▸ **PROBLEM DETAILS**:
From the listing that follows, output everything exactly except the pictures.

▸ **SUPPLIED MATERIAL**:
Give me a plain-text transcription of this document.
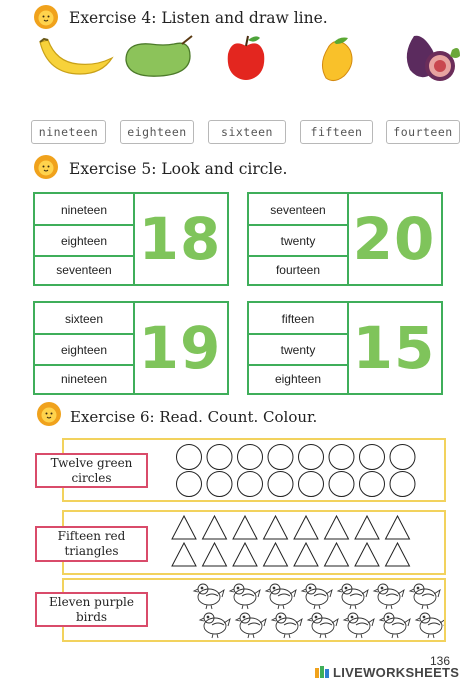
Exercise 4: Listen and draw line.
nineteen	eighteen	sixteen	fifteen	fourteen
Exercise 5: Look and circle.
nineteen
eighteen
seventeen 18	seventeen
twenty
fourteen 20
sixteen
eighteen
nineteen 19	fifteen
twenty
eighteen 15
Exercise 6: Read. Count. Colour.
Twelve green
circles
Fifteen red
triangles
Eleven purple
birds
136
LIVEWORKSHEETS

▸ **TASK OUTPUT**:
Give me a plain-text transcription of this document.
Exercise 4: Listen and draw line.
nineteen	eighteen	sixteen	fifteen	fourteen
Exercise 5: Look and circle.
nineteen
eighteen
seventeen 18	seventeen
twenty
fourteen 20
sixteen
eighteen
nineteen 19	fifteen
twenty
eighteen 15
Exercise 6: Read. Count. Colour.
Twelve green
circles
Fifteen red
triangles
Eleven purple
birds
136
LIVEWORKSHEETS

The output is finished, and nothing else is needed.